» **EXERCISE REQUIREMENTS**:
Copy each line containing the word "JSON" from the records that follow, please.

» **Data excerpts**:
============================================================
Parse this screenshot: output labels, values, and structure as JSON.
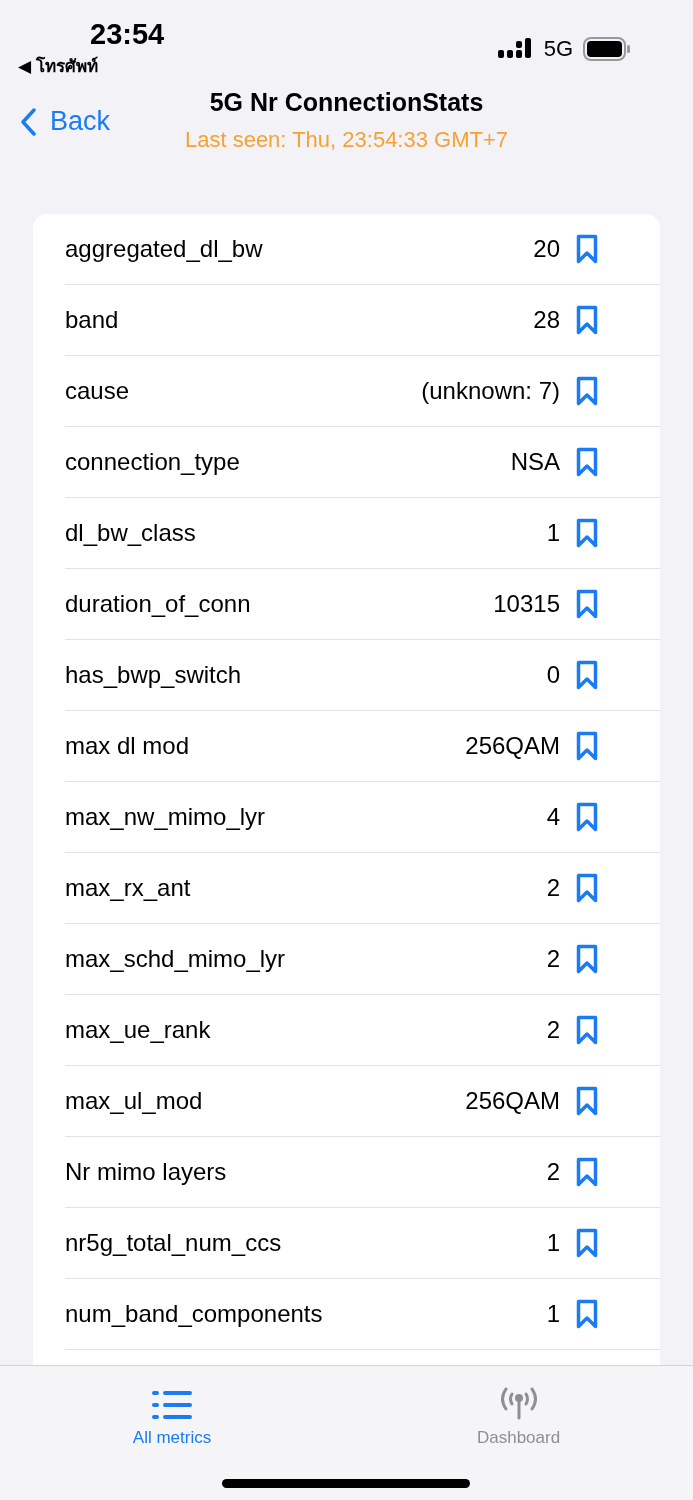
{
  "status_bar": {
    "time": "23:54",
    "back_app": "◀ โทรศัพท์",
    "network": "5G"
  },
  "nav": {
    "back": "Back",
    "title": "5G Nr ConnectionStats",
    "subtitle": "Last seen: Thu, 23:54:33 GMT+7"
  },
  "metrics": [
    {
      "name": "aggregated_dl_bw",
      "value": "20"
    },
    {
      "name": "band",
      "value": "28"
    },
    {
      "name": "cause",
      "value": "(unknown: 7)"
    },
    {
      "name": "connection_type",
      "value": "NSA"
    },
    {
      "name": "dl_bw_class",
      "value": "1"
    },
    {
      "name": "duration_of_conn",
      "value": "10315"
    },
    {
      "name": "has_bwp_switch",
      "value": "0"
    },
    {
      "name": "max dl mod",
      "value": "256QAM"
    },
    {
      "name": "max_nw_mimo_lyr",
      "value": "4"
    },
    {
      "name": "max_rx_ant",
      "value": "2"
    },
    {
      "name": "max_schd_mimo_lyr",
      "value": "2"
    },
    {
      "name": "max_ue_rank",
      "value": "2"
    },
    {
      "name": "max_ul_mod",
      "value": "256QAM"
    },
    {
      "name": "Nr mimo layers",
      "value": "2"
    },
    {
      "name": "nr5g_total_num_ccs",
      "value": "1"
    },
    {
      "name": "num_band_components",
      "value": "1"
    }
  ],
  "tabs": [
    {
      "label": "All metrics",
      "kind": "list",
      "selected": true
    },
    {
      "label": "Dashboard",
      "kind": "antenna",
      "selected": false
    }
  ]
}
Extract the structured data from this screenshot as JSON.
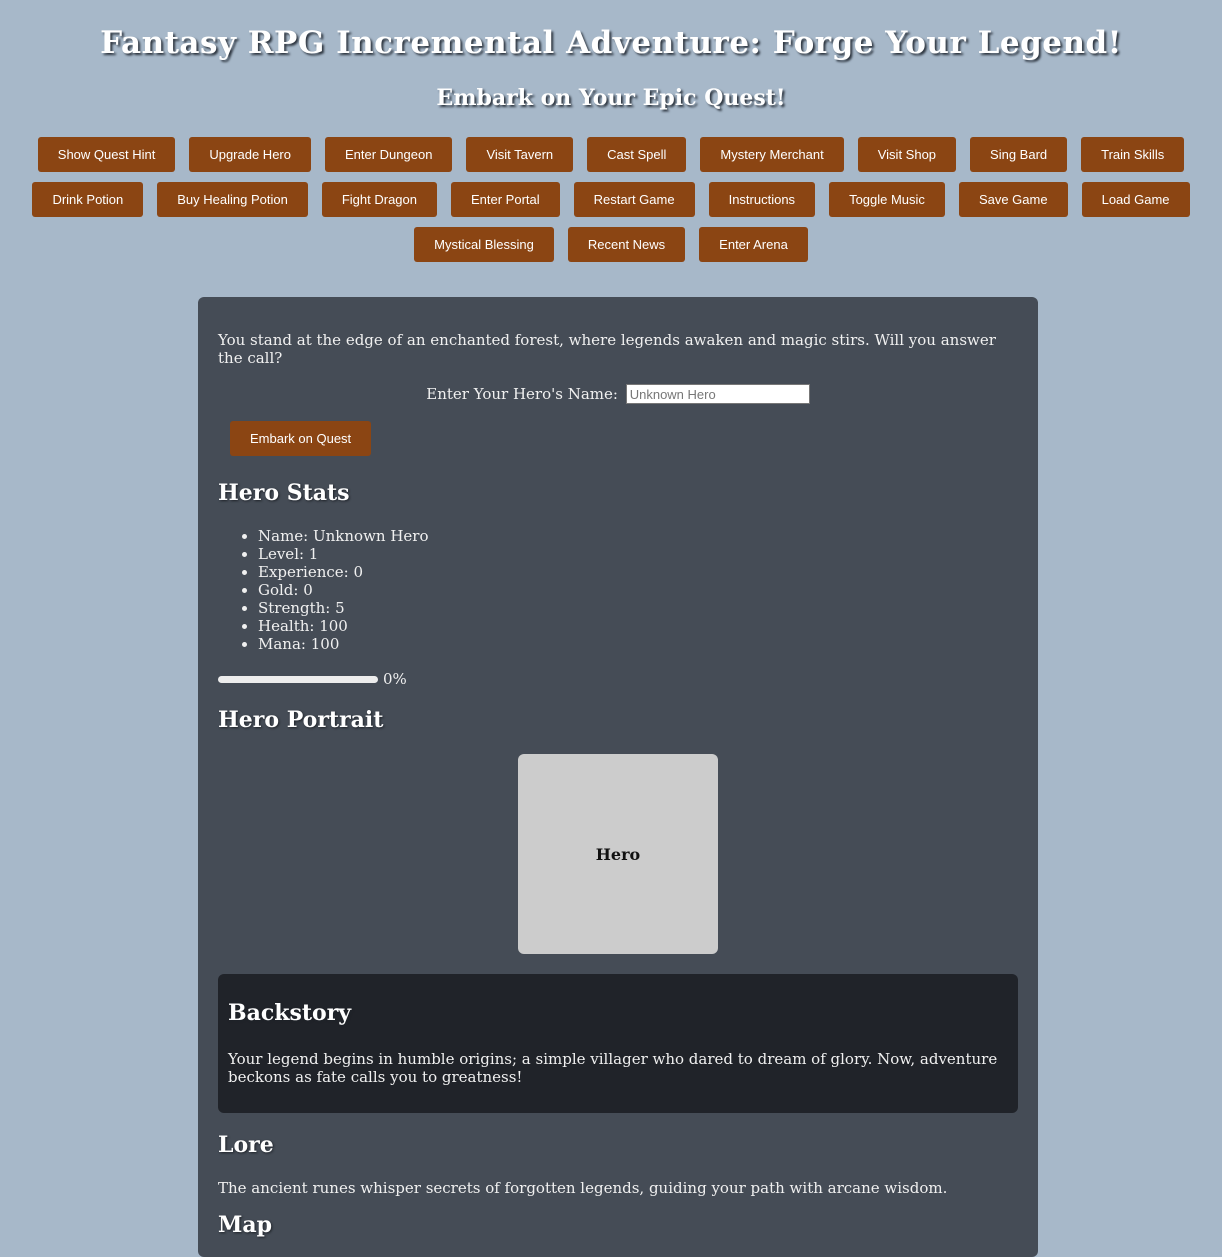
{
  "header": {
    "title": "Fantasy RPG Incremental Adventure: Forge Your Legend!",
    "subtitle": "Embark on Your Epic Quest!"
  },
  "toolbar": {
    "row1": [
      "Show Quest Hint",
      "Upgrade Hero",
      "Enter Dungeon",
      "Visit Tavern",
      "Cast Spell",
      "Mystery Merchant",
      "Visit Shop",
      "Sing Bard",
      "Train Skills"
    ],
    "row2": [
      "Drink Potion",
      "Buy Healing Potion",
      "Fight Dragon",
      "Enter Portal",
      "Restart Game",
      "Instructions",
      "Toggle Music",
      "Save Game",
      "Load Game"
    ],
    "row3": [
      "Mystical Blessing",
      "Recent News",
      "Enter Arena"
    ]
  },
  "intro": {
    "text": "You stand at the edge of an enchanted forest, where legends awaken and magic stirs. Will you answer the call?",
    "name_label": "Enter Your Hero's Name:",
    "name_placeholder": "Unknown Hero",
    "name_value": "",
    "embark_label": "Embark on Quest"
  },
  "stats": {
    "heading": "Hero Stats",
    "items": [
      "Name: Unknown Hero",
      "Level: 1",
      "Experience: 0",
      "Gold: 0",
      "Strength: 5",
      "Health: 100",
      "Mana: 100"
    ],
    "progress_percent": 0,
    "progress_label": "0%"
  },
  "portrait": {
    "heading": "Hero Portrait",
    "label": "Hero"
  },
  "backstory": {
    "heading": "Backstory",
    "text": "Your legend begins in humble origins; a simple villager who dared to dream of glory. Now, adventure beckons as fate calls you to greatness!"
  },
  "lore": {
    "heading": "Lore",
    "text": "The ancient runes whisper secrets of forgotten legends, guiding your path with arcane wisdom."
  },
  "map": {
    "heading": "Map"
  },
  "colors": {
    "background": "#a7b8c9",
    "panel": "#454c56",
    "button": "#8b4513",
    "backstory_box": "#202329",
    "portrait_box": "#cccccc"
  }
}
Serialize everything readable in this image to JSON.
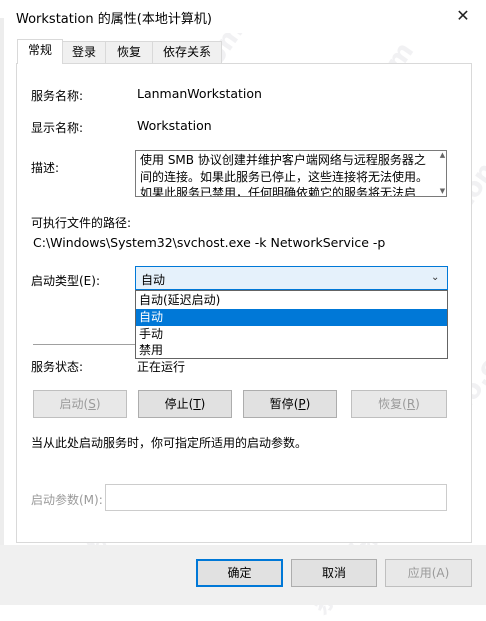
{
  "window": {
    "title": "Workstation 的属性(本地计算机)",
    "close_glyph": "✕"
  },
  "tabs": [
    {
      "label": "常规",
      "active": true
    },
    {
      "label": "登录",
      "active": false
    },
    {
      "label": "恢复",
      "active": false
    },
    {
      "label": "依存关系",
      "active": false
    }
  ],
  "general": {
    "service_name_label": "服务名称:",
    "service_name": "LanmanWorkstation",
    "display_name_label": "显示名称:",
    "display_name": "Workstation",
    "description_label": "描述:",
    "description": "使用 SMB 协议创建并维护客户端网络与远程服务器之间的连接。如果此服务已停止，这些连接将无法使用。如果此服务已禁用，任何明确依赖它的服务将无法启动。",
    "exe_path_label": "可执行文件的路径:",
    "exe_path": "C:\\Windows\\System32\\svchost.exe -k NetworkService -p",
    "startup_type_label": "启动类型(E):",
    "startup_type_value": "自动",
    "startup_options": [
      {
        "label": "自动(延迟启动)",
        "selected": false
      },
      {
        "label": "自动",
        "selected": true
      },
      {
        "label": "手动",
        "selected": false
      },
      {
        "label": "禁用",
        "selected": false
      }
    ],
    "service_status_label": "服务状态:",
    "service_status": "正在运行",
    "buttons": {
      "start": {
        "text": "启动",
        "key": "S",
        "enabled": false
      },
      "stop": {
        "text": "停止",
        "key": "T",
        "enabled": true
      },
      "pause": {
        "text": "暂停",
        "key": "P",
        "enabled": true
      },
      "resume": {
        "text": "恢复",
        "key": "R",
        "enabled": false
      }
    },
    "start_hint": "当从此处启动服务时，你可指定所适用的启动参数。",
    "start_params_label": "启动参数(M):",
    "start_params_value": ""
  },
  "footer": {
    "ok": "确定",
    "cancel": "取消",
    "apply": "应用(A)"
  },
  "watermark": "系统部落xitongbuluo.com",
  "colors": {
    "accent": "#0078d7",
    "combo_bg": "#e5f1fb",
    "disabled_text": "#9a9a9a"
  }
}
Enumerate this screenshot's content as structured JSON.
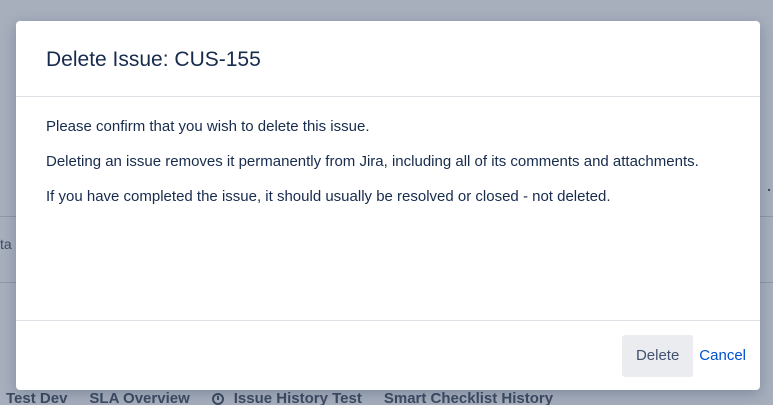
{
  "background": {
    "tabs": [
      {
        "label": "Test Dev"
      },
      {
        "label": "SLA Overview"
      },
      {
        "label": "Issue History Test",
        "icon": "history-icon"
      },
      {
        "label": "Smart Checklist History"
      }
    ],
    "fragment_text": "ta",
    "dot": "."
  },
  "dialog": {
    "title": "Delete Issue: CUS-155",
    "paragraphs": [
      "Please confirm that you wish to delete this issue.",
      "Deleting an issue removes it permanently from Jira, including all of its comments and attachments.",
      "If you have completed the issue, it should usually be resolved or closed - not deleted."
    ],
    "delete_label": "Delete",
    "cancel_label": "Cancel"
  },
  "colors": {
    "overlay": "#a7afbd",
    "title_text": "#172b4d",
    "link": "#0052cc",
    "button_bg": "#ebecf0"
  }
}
============================================================
» **ANSWER FOR THIS EXERCISE**:
Parse this screenshot: output labels, values, and structure as JSON.
Extract the structured data from this screenshot as JSON.
Serialize everything readable in this image to JSON.
Enumerate this screenshot's content as structured JSON.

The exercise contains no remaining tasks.